→ **BRIEF**: Work out how many lines in the data hold the word "source", and reply with that number only.

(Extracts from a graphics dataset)
☆ ☆ ☆ ☆ ☆
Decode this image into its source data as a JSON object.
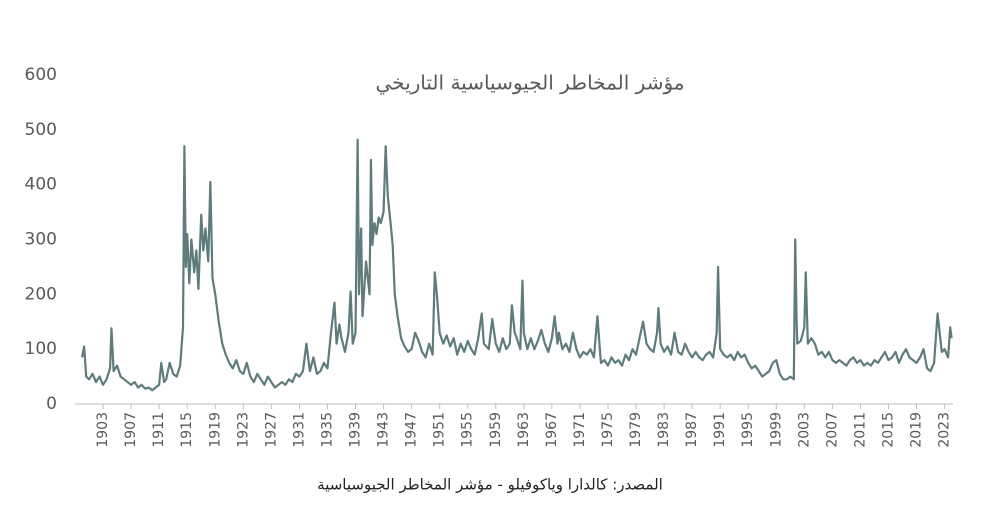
{
  "chart_data": {
    "type": "line",
    "title": "مؤشر المخاطر الجيوسياسية التاريخي",
    "source": "المصدر: كالدارا وياكوفيلو - مؤشر المخاطر الجيوسياسية",
    "color": "#5f7b7b",
    "grid": false,
    "xlim": [
      1899,
      2024.2
    ],
    "ylim": [
      0,
      600
    ],
    "yticks": [
      0,
      100,
      200,
      300,
      400,
      500,
      600
    ],
    "xticks": [
      1903,
      1907,
      1911,
      1915,
      1919,
      1923,
      1927,
      1931,
      1935,
      1939,
      1943,
      1947,
      1951,
      1955,
      1959,
      1963,
      1967,
      1971,
      1975,
      1979,
      1983,
      1987,
      1991,
      1995,
      1999,
      2003,
      2007,
      2011,
      2015,
      2019,
      2023
    ],
    "x": [
      1900,
      1900.3,
      1900.6,
      1901,
      1901.5,
      1902,
      1902.5,
      1903,
      1903.5,
      1904,
      1904.2,
      1904.5,
      1905,
      1905.5,
      1906,
      1906.5,
      1907,
      1907.5,
      1908,
      1908.5,
      1909,
      1909.5,
      1910,
      1910.5,
      1911,
      1911.3,
      1911.7,
      1912,
      1912.5,
      1913,
      1913.5,
      1914,
      1914.4,
      1914.6,
      1914.8,
      1915,
      1915.3,
      1915.6,
      1916,
      1916.3,
      1916.6,
      1917,
      1917.3,
      1917.6,
      1918,
      1918.3,
      1918.6,
      1919,
      1919.5,
      1920,
      1920.5,
      1921,
      1921.5,
      1922,
      1922.5,
      1923,
      1923.5,
      1924,
      1924.5,
      1925,
      1925.5,
      1926,
      1926.5,
      1927,
      1927.5,
      1928,
      1928.5,
      1929,
      1929.5,
      1930,
      1930.5,
      1931,
      1931.5,
      1932,
      1932.5,
      1933,
      1933.5,
      1934,
      1934.5,
      1935,
      1935.5,
      1936,
      1936.3,
      1936.7,
      1937,
      1937.5,
      1938,
      1938.3,
      1938.6,
      1939,
      1939.3,
      1939.5,
      1939.8,
      1940,
      1940.5,
      1941,
      1941.2,
      1941.4,
      1941.7,
      1942,
      1942.3,
      1942.6,
      1943,
      1943.3,
      1943.6,
      1944,
      1944.3,
      1944.6,
      1945,
      1945.5,
      1946,
      1946.5,
      1947,
      1947.5,
      1948,
      1948.5,
      1949,
      1949.5,
      1950,
      1950.3,
      1950.6,
      1951,
      1951.5,
      1952,
      1952.5,
      1953,
      1953.5,
      1954,
      1954.5,
      1955,
      1955.5,
      1956,
      1956.5,
      1957,
      1957.3,
      1958,
      1958.5,
      1959,
      1959.5,
      1960,
      1960.5,
      1961,
      1961.3,
      1961.7,
      1962,
      1962.5,
      1962.8,
      1963,
      1963.5,
      1964,
      1964.5,
      1965,
      1965.5,
      1966,
      1966.5,
      1967,
      1967.4,
      1967.8,
      1968,
      1968.5,
      1969,
      1969.5,
      1970,
      1970.5,
      1971,
      1971.5,
      1972,
      1972.5,
      1973,
      1973.5,
      1973.9,
      1974,
      1974.5,
      1975,
      1975.5,
      1976,
      1976.5,
      1977,
      1977.5,
      1978,
      1978.5,
      1979,
      1979.5,
      1980,
      1980.5,
      1981,
      1981.5,
      1982,
      1982.2,
      1982.5,
      1983,
      1983.5,
      1984,
      1984.5,
      1985,
      1985.5,
      1986,
      1986.5,
      1987,
      1987.5,
      1988,
      1988.5,
      1989,
      1989.5,
      1990,
      1990.5,
      1990.7,
      1991,
      1991.5,
      1992,
      1992.5,
      1993,
      1993.5,
      1994,
      1994.5,
      1995,
      1995.5,
      1996,
      1996.5,
      1997,
      1997.5,
      1998,
      1998.5,
      1999,
      1999.5,
      2000,
      2000.5,
      2001,
      2001.5,
      2001.7,
      2001.9,
      2002,
      2002.5,
      2003,
      2003.2,
      2003.5,
      2004,
      2004.5,
      2005,
      2005.5,
      2006,
      2006.5,
      2007,
      2007.5,
      2008,
      2008.5,
      2009,
      2009.5,
      2010,
      2010.5,
      2011,
      2011.5,
      2012,
      2012.5,
      2013,
      2013.5,
      2014,
      2014.5,
      2015,
      2015.5,
      2016,
      2016.5,
      2017,
      2017.5,
      2018,
      2018.5,
      2019,
      2019.5,
      2020,
      2020.5,
      2021,
      2021.5,
      2022,
      2022.3,
      2022.6,
      2023,
      2023.5,
      2023.8,
      2024
    ],
    "values": [
      85,
      105,
      50,
      45,
      55,
      40,
      50,
      35,
      45,
      65,
      138,
      60,
      70,
      50,
      45,
      40,
      35,
      40,
      30,
      35,
      28,
      30,
      25,
      30,
      35,
      75,
      40,
      45,
      75,
      55,
      50,
      70,
      140,
      470,
      250,
      310,
      220,
      300,
      240,
      280,
      210,
      345,
      280,
      320,
      260,
      405,
      230,
      200,
      150,
      110,
      90,
      75,
      65,
      80,
      60,
      55,
      75,
      50,
      40,
      55,
      45,
      35,
      50,
      40,
      30,
      35,
      40,
      35,
      45,
      40,
      55,
      50,
      60,
      110,
      60,
      85,
      55,
      60,
      75,
      65,
      130,
      185,
      110,
      145,
      120,
      95,
      130,
      205,
      110,
      130,
      482,
      200,
      320,
      160,
      260,
      200,
      445,
      290,
      330,
      310,
      340,
      330,
      350,
      470,
      380,
      330,
      290,
      200,
      160,
      120,
      105,
      95,
      100,
      130,
      115,
      95,
      85,
      110,
      90,
      240,
      200,
      130,
      110,
      125,
      105,
      120,
      90,
      110,
      95,
      115,
      100,
      90,
      120,
      165,
      110,
      100,
      155,
      110,
      95,
      120,
      100,
      110,
      180,
      130,
      120,
      100,
      225,
      130,
      100,
      120,
      100,
      115,
      135,
      110,
      95,
      120,
      160,
      110,
      130,
      100,
      110,
      95,
      130,
      100,
      85,
      95,
      90,
      100,
      85,
      160,
      90,
      75,
      80,
      70,
      85,
      75,
      80,
      70,
      90,
      80,
      100,
      90,
      120,
      150,
      110,
      100,
      95,
      130,
      175,
      110,
      95,
      105,
      90,
      130,
      95,
      90,
      110,
      95,
      85,
      95,
      85,
      80,
      90,
      95,
      85,
      130,
      250,
      100,
      90,
      85,
      90,
      80,
      95,
      85,
      90,
      75,
      65,
      70,
      60,
      50,
      55,
      60,
      75,
      80,
      55,
      45,
      45,
      50,
      45,
      300,
      150,
      110,
      115,
      140,
      240,
      110,
      120,
      110,
      90,
      95,
      85,
      95,
      80,
      75,
      80,
      75,
      70,
      80,
      85,
      75,
      80,
      70,
      75,
      70,
      80,
      75,
      85,
      95,
      80,
      85,
      95,
      75,
      90,
      100,
      85,
      80,
      75,
      85,
      100,
      65,
      60,
      75,
      165,
      130,
      95,
      100,
      85,
      140,
      120
    ]
  }
}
☆ ☆ ☆ ☆ ☆
→ **THE OUTPUT**: 2